"""
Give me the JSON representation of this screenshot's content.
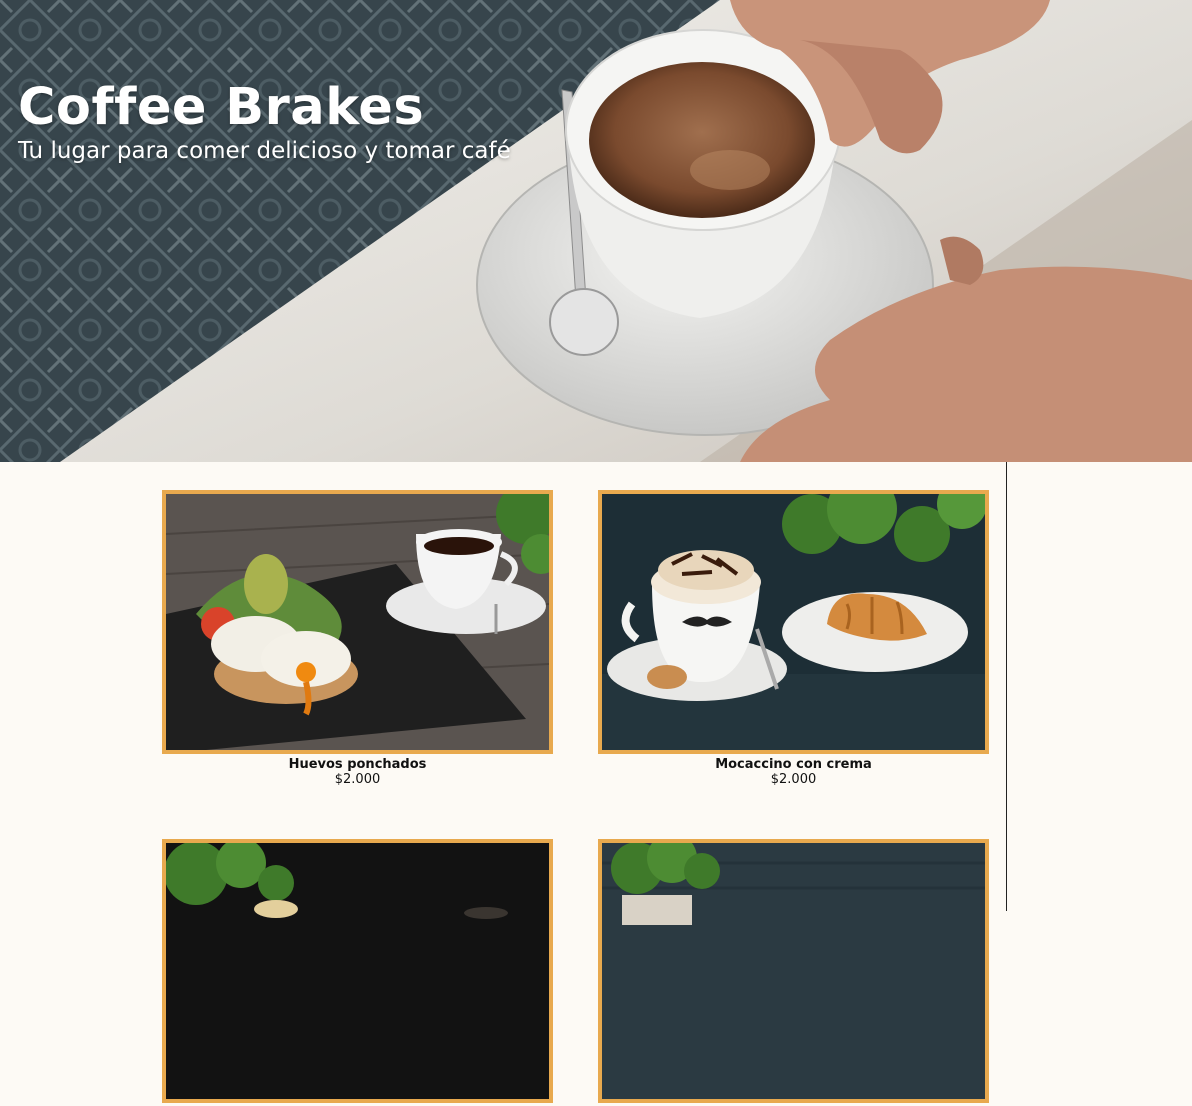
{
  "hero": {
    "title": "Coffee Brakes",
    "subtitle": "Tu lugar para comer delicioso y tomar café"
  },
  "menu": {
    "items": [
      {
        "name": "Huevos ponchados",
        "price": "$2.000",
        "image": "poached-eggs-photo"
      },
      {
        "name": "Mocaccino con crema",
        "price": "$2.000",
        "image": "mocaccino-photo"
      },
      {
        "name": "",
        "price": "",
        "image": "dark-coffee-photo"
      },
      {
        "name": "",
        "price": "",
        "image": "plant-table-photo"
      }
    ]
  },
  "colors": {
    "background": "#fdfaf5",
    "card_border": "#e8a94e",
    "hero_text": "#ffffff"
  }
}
"""
"""
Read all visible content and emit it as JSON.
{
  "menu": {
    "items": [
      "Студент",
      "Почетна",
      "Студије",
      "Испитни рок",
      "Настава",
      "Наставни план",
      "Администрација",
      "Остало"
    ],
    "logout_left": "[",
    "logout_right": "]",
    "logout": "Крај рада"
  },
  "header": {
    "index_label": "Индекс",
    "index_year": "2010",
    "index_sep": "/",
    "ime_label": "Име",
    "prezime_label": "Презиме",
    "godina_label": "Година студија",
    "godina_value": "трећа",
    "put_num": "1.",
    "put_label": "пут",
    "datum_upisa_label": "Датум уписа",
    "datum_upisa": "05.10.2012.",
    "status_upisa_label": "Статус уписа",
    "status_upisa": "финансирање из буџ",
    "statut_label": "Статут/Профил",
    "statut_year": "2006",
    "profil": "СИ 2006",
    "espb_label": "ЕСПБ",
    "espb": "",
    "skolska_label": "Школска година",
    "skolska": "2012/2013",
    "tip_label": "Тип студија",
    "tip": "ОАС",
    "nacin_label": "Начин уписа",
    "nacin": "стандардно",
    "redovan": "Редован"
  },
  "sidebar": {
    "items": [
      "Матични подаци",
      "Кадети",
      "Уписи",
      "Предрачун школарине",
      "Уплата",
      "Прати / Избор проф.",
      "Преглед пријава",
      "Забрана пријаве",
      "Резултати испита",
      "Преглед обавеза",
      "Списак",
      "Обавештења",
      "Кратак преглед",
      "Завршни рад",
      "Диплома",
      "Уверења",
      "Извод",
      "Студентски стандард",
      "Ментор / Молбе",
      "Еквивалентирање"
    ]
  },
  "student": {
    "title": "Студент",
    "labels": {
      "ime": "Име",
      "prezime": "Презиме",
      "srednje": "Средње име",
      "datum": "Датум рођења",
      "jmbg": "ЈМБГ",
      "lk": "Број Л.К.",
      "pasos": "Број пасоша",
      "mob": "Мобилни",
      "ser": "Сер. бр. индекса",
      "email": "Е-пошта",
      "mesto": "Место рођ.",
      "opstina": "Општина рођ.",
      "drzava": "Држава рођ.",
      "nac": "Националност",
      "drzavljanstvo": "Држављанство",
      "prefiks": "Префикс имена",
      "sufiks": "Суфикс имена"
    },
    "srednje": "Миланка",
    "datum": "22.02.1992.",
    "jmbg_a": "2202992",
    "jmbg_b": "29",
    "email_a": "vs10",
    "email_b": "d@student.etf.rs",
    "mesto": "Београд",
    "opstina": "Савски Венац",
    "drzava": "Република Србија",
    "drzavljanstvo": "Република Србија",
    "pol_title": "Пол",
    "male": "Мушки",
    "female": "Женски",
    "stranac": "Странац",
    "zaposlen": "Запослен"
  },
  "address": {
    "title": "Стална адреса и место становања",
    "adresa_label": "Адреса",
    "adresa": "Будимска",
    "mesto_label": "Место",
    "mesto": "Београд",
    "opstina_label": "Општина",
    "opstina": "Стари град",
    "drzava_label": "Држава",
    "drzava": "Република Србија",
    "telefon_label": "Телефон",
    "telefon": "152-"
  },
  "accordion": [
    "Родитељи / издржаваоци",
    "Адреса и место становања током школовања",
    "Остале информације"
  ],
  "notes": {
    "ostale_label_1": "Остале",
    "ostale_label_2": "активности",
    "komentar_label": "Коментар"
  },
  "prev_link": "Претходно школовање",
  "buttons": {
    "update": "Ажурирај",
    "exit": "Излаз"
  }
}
"""
Directive:
Using the material above, report each line where "становања" occurs.

Task solution:
    "title": "Стална адреса и место становања",
    "Адреса и место становања током школовања",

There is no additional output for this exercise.